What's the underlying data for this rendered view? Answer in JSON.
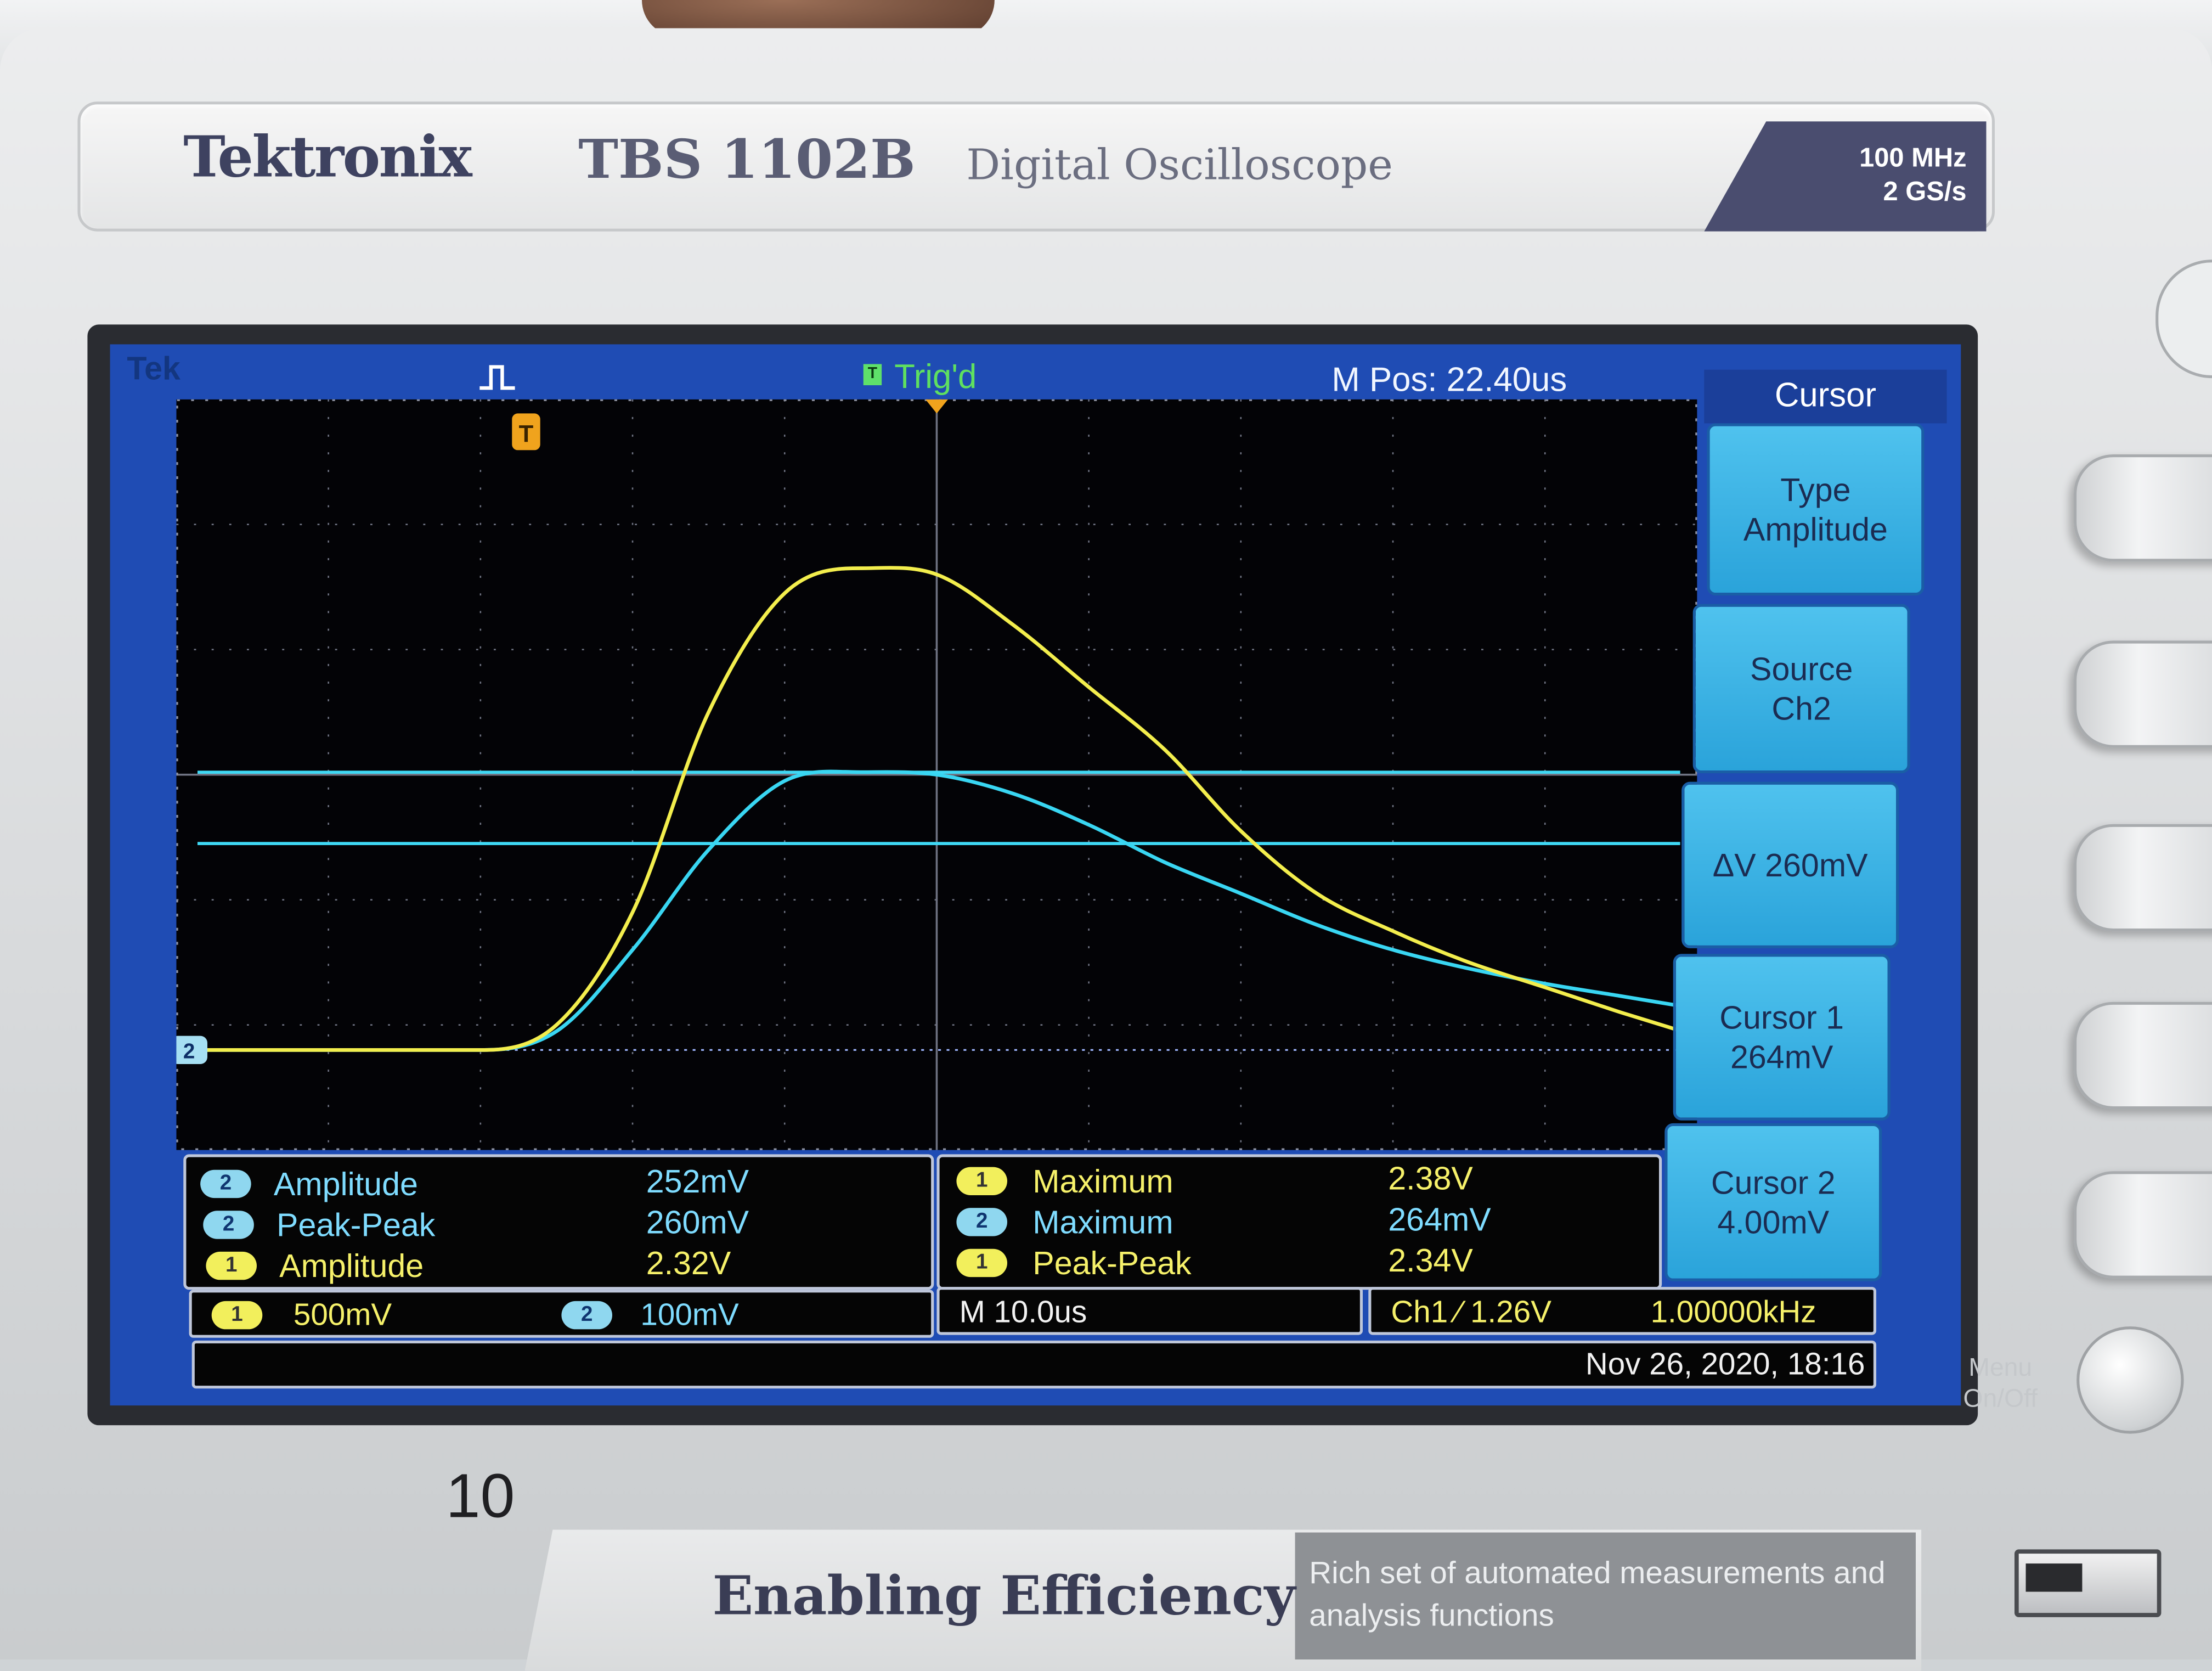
{
  "device": {
    "brand": "Tektronix",
    "model": "TBS 1102B",
    "description": "Digital Oscilloscope",
    "bandwidth": "100 MHz",
    "sample_rate": "2 GS/s",
    "slogan": "Enabling Efficiency",
    "feature_text": "Rich set of automated measurements and analysis functions",
    "page_number": "10",
    "menu_button_label": [
      "Menu",
      "On/Off"
    ]
  },
  "status": {
    "logo": "Tek",
    "trigger_state": "Trig'd",
    "trigger_badge": "T",
    "m_pos": "M Pos: 22.40us"
  },
  "markers": {
    "trigger_point": "T",
    "ch2_ground": "2"
  },
  "cursor_menu": {
    "title": "Cursor",
    "items": [
      {
        "line1": "Type",
        "line2": "Amplitude"
      },
      {
        "line1": "Source",
        "line2": "Ch2"
      },
      {
        "line1": "ΔV 260mV",
        "line2": ""
      },
      {
        "line1": "Cursor 1",
        "line2": "264mV"
      },
      {
        "line1": "Cursor 2",
        "line2": "4.00mV"
      }
    ]
  },
  "measurements": {
    "left": [
      {
        "ch": "2",
        "label": "Amplitude",
        "value": "252mV"
      },
      {
        "ch": "2",
        "label": "Peak-Peak",
        "value": "260mV"
      },
      {
        "ch": "1",
        "label": "Amplitude",
        "value": "2.32V"
      }
    ],
    "right": [
      {
        "ch": "1",
        "label": "Maximum",
        "value": "2.38V"
      },
      {
        "ch": "2",
        "label": "Maximum",
        "value": "264mV"
      },
      {
        "ch": "1",
        "label": "Peak-Peak",
        "value": "2.34V"
      }
    ]
  },
  "settings": {
    "ch1_num": "1",
    "ch1_scale": "500mV",
    "ch2_num": "2",
    "ch2_scale": "100mV",
    "timebase": "M 10.0us",
    "trigger": "Ch1 ⁄ 1.26V",
    "frequency": "1.00000kHz",
    "datetime": "Nov 26, 2020, 18:16"
  },
  "colors": {
    "ch1": "#f3ee4d",
    "ch2": "#39d6f2",
    "screen_bg": "#000000",
    "frame_blue": "#1f4cb4"
  },
  "chart_data": {
    "type": "line",
    "title": "",
    "xlabel": "",
    "ylabel": "",
    "x_unit": "div",
    "y_unit": "div",
    "xlim": [
      0,
      10
    ],
    "ylim": [
      0,
      6
    ],
    "grid": true,
    "series": [
      {
        "name": "",
        "channel": "1",
        "color": "#f3ee4d",
        "x": [
          0,
          1.0,
          1.5,
          2.0,
          2.5,
          3.0,
          3.5,
          4.0,
          4.5,
          5.0,
          5.5,
          6.0,
          6.5,
          7.0,
          7.5,
          8.0,
          8.5,
          9.0,
          9.5,
          9.9
        ],
        "y": [
          0.8,
          0.8,
          0.8,
          0.8,
          1.0,
          1.9,
          3.5,
          4.45,
          4.65,
          4.6,
          4.2,
          3.7,
          3.2,
          2.55,
          2.05,
          1.75,
          1.5,
          1.3,
          1.1,
          0.95
        ]
      },
      {
        "name": "",
        "channel": "2",
        "color": "#39d6f2",
        "x": [
          0,
          1.0,
          1.5,
          2.0,
          2.5,
          3.0,
          3.5,
          4.0,
          4.5,
          5.0,
          5.5,
          6.0,
          6.5,
          7.0,
          7.5,
          8.0,
          8.5,
          9.0,
          9.5,
          9.9
        ],
        "y": [
          0.8,
          0.8,
          0.8,
          0.8,
          0.95,
          1.6,
          2.4,
          2.95,
          3.02,
          3.0,
          2.85,
          2.6,
          2.3,
          2.05,
          1.8,
          1.6,
          1.45,
          1.33,
          1.23,
          1.15
        ]
      }
    ],
    "cursors": [
      {
        "name": "Cursor 1",
        "value": "264mV",
        "y_div": 3.02
      },
      {
        "name": "Cursor 2",
        "value": "4.00mV",
        "y_div": 2.45
      }
    ],
    "ground_level_div": 0.8
  }
}
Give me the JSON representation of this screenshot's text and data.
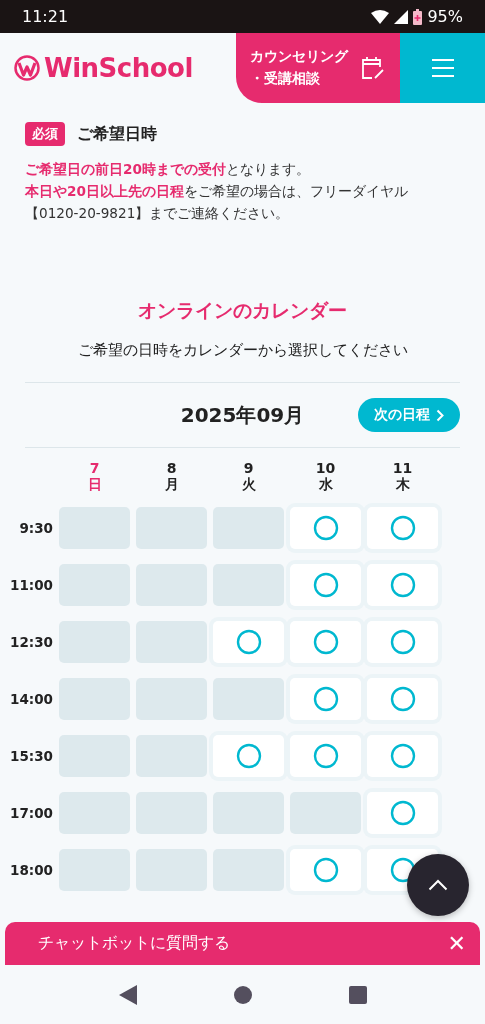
{
  "status_bar": {
    "time": "11:21",
    "battery": "95%"
  },
  "header": {
    "logo": "WinSchool",
    "counseling_button": {
      "line_1": "カウンセリング",
      "line_2": "・受講相談"
    }
  },
  "field": {
    "badge": "必須",
    "label": "ご希望日時",
    "notes": [
      "**ご希望日の前日20時までの受付**となります。",
      "**本日や20日以上先の日程**をご希望の場合は、フリーダイヤル【0120-20-9821】までご連絡ください。"
    ]
  },
  "calendar": {
    "title": "オンラインのカレンダー",
    "subtitle": "ご希望の日時をカレンダーから選択してください",
    "month": "2025年09月",
    "next_button": "次の日程",
    "days": [
      {
        "date": "7",
        "weekday": "日",
        "kind": "sunday"
      },
      {
        "date": "8",
        "weekday": "月",
        "kind": "weekday"
      },
      {
        "date": "9",
        "weekday": "火",
        "kind": "weekday"
      },
      {
        "date": "10",
        "weekday": "水",
        "kind": "weekday"
      },
      {
        "date": "11",
        "weekday": "木",
        "kind": "weekday"
      }
    ],
    "rows": [
      {
        "time": "9:30",
        "slots": [
          false,
          false,
          false,
          true,
          true
        ]
      },
      {
        "time": "11:00",
        "slots": [
          false,
          false,
          false,
          true,
          true
        ]
      },
      {
        "time": "12:30",
        "slots": [
          false,
          false,
          true,
          true,
          true
        ]
      },
      {
        "time": "14:00",
        "slots": [
          false,
          false,
          false,
          true,
          true
        ]
      },
      {
        "time": "15:30",
        "slots": [
          false,
          false,
          true,
          true,
          true
        ]
      },
      {
        "time": "17:00",
        "slots": [
          false,
          false,
          false,
          false,
          true
        ]
      },
      {
        "time": "18:00",
        "slots": [
          false,
          false,
          false,
          true,
          true
        ]
      }
    ]
  },
  "chat_bar": {
    "label": "チャットボットに質問する",
    "close": "✕"
  }
}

==============================

» Aim: Leaving the pictures out, set down exactly the lines from the one with "Give me the" through the end of the records.

» Exercise answer:
Give me the JSON representation of this screenshot's text and data.
{
  "status_bar": {
    "time": "11:21",
    "battery": "95%"
  },
  "header": {
    "logo": "WinSchool",
    "counseling_button": {
      "line_1": "カウンセリング",
      "line_2": "・受講相談"
    }
  },
  "field": {
    "badge": "必須",
    "label": "ご希望日時",
    "notes": [
      "**ご希望日の前日20時までの受付**となります。",
      "**本日や20日以上先の日程**をご希望の場合は、フリーダイヤル【0120-20-9821】までご連絡ください。"
    ]
  },
  "calendar": {
    "title": "オンラインのカレンダー",
    "subtitle": "ご希望の日時をカレンダーから選択してください",
    "month": "2025年09月",
    "next_button": "次の日程",
    "days": [
      {
        "date": "7",
        "weekday": "日",
        "kind": "sunday"
      },
      {
        "date": "8",
        "weekday": "月",
        "kind": "weekday"
      },
      {
        "date": "9",
        "weekday": "火",
        "kind": "weekday"
      },
      {
        "date": "10",
        "weekday": "水",
        "kind": "weekday"
      },
      {
        "date": "11",
        "weekday": "木",
        "kind": "weekday"
      }
    ],
    "rows": [
      {
        "time": "9:30",
        "slots": [
          false,
          false,
          false,
          true,
          true
        ]
      },
      {
        "time": "11:00",
        "slots": [
          false,
          false,
          false,
          true,
          true
        ]
      },
      {
        "time": "12:30",
        "slots": [
          false,
          false,
          true,
          true,
          true
        ]
      },
      {
        "time": "14:00",
        "slots": [
          false,
          false,
          false,
          true,
          true
        ]
      },
      {
        "time": "15:30",
        "slots": [
          false,
          false,
          true,
          true,
          true
        ]
      },
      {
        "time": "17:00",
        "slots": [
          false,
          false,
          false,
          false,
          true
        ]
      },
      {
        "time": "18:00",
        "slots": [
          false,
          false,
          false,
          true,
          true
        ]
      }
    ]
  },
  "chat_bar": {
    "label": "チャットボットに質問する",
    "close": "✕"
  }
}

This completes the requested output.